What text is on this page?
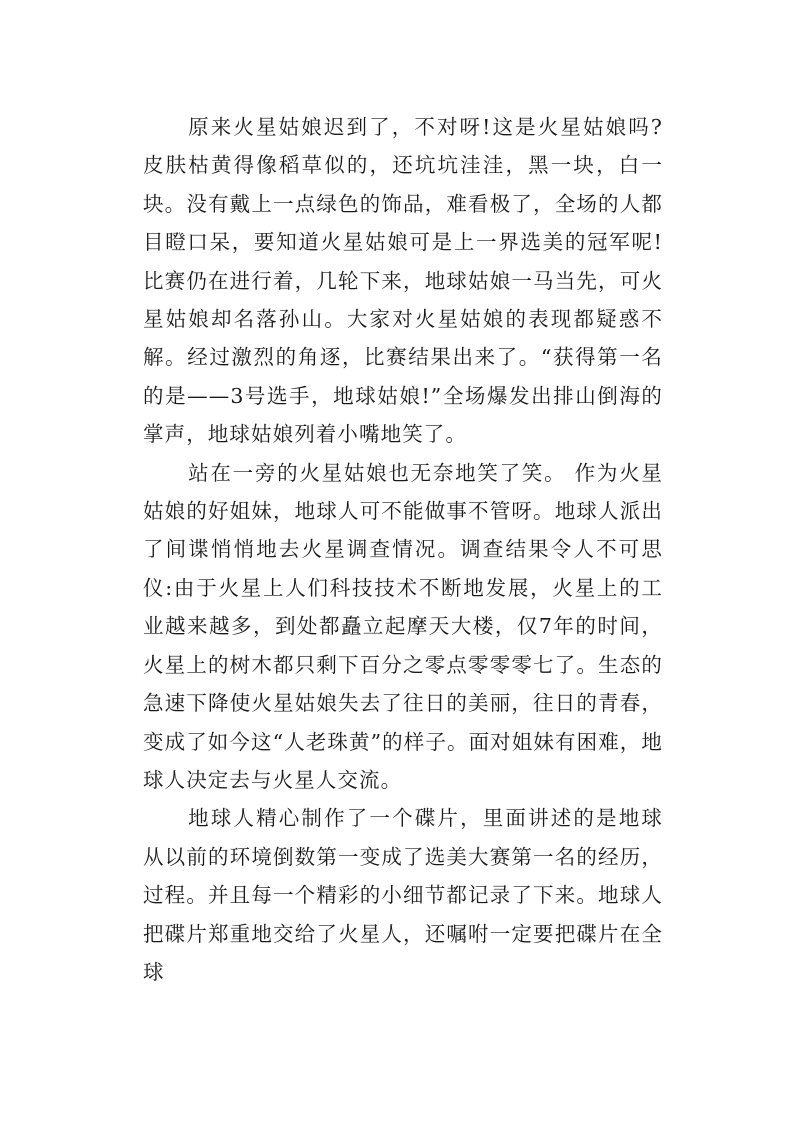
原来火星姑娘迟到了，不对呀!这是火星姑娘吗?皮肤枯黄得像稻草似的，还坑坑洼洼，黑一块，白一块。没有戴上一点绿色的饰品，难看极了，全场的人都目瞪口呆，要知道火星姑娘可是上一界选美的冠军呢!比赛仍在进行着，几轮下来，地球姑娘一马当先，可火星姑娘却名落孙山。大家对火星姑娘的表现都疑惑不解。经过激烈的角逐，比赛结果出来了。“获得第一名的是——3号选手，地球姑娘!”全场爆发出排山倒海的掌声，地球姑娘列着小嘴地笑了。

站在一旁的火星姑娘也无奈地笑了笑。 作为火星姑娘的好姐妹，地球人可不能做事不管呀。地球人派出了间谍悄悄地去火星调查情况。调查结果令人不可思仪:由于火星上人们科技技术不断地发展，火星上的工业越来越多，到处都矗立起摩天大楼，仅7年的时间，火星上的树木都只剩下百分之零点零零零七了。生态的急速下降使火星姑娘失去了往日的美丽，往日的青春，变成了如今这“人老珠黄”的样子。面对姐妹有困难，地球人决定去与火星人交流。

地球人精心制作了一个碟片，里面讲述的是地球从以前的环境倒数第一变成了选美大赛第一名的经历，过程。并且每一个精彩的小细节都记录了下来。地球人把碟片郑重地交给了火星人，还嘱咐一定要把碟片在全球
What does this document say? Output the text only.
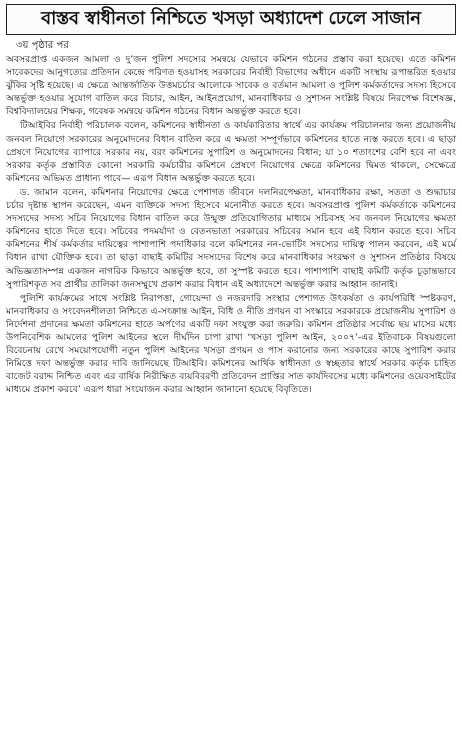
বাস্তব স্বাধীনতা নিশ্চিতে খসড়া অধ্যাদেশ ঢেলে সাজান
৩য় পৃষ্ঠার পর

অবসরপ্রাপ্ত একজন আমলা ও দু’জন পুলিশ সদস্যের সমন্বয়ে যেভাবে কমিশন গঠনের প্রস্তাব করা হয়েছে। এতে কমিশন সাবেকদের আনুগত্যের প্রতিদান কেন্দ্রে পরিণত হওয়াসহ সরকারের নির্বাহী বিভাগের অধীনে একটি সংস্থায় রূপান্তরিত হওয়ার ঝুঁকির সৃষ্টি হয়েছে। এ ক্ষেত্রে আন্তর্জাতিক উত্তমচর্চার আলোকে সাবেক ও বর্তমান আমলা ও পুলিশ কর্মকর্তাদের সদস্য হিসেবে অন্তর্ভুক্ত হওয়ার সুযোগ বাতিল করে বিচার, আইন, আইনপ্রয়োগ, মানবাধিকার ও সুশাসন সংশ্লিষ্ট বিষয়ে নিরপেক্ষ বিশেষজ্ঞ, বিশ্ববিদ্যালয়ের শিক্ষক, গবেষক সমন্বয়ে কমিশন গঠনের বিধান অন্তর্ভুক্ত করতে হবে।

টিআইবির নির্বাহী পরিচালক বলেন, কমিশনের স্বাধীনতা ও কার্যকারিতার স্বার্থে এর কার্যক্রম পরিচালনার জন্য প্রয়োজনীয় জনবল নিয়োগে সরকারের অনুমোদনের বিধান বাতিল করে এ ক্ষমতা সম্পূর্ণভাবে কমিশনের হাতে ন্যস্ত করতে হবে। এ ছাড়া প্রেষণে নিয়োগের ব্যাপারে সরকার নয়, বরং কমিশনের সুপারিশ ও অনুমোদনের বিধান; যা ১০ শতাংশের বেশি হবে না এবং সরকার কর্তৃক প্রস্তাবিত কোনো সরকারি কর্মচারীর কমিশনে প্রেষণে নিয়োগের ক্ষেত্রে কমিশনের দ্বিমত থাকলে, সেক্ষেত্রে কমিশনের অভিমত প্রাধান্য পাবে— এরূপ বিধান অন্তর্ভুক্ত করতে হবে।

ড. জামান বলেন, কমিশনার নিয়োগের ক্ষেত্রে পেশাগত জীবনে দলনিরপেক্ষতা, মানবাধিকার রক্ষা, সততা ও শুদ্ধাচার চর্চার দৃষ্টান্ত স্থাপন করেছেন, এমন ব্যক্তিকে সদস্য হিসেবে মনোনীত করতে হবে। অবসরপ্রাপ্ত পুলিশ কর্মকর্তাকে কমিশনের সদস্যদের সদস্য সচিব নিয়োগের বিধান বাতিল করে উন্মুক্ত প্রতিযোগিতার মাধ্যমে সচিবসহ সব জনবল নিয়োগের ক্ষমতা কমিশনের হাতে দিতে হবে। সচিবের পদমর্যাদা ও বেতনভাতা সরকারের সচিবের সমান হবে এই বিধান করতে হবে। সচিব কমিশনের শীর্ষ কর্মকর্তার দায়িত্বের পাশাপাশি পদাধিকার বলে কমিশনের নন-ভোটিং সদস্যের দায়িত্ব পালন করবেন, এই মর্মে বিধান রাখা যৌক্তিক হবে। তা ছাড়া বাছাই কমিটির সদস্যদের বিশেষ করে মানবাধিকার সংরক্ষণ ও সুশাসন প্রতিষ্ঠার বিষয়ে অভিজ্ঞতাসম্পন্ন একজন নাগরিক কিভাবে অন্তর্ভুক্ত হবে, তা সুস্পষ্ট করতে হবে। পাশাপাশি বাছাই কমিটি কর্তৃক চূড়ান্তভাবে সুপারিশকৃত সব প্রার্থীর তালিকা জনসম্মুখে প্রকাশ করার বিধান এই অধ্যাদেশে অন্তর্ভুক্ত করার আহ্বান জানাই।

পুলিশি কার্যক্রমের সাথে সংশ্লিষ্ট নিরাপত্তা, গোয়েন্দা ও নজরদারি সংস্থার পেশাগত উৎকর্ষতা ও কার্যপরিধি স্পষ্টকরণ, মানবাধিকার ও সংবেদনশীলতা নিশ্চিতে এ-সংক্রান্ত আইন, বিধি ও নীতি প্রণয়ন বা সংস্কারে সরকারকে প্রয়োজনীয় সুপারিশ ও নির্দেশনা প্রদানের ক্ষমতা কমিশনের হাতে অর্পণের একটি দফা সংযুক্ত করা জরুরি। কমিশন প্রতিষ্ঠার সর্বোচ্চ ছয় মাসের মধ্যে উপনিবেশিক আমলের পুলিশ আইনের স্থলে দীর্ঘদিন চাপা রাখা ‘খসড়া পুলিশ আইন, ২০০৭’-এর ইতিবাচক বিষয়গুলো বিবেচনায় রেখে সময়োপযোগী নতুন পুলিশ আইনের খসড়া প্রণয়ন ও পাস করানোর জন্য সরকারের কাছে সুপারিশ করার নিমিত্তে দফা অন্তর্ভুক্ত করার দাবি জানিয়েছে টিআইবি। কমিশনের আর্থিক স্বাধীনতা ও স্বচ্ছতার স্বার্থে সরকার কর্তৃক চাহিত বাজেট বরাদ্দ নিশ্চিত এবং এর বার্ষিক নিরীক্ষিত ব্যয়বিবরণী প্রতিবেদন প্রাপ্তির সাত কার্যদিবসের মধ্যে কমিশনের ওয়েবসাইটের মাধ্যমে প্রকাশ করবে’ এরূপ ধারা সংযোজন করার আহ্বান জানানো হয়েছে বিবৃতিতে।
+++++
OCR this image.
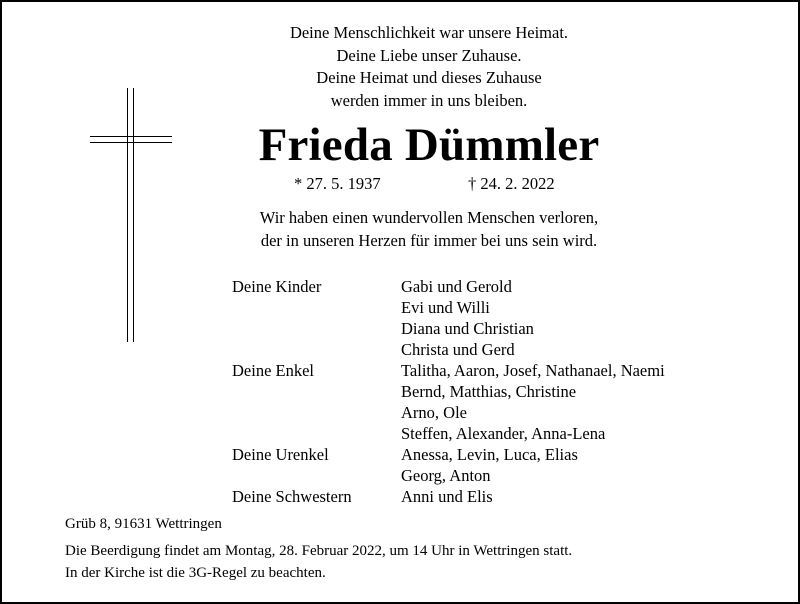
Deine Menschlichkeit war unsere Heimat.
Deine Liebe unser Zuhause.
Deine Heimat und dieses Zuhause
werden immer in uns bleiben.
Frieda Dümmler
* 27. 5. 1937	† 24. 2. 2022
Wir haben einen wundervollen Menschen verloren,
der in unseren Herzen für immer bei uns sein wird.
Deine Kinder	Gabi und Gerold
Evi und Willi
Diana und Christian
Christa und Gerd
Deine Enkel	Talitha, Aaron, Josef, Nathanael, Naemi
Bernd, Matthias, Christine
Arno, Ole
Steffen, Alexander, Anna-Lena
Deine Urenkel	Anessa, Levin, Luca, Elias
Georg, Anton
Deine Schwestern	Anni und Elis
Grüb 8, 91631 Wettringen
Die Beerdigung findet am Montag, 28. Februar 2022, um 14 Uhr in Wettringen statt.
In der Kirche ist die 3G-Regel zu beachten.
+++++
→ **TASK PROMPT**:
Count each line where the string "Deine" occurs, and write only the number.

→ **RESPONSE TO THE EXERCISE**:
7